[Records to process start]

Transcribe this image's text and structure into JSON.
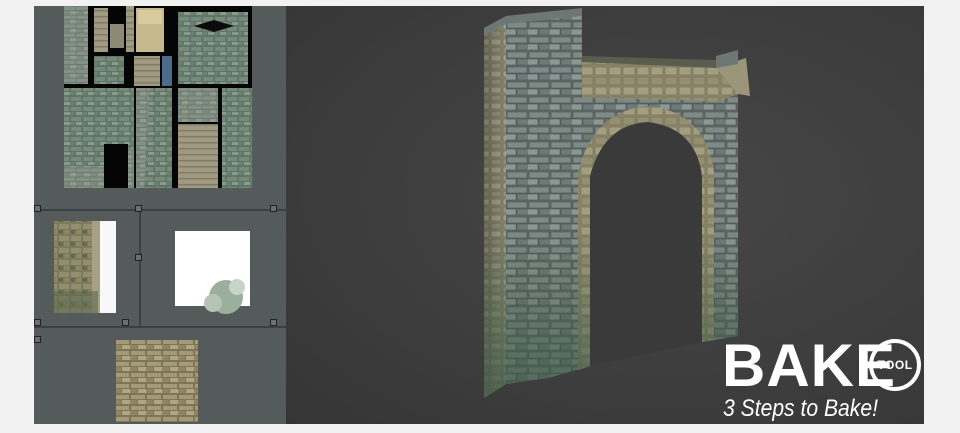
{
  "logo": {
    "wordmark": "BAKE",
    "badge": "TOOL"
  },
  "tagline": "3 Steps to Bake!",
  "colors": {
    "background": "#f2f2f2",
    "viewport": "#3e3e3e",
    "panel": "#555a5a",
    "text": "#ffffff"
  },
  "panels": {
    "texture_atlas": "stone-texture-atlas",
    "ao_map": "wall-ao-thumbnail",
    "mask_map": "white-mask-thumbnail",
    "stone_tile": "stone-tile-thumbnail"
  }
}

[Records to process end]

◆ Task to complete
Repeat everything in the records precisely. Images are excluded from the copy.

◆ Final result
Transcribe this image's text and structure into JSON.
{
  "logo": {
    "wordmark": "BAKE",
    "badge": "TOOL"
  },
  "tagline": "3 Steps to Bake!",
  "colors": {
    "background": "#f2f2f2",
    "viewport": "#3e3e3e",
    "panel": "#555a5a",
    "text": "#ffffff"
  },
  "panels": {
    "texture_atlas": "stone-texture-atlas",
    "ao_map": "wall-ao-thumbnail",
    "mask_map": "white-mask-thumbnail",
    "stone_tile": "stone-tile-thumbnail"
  }
}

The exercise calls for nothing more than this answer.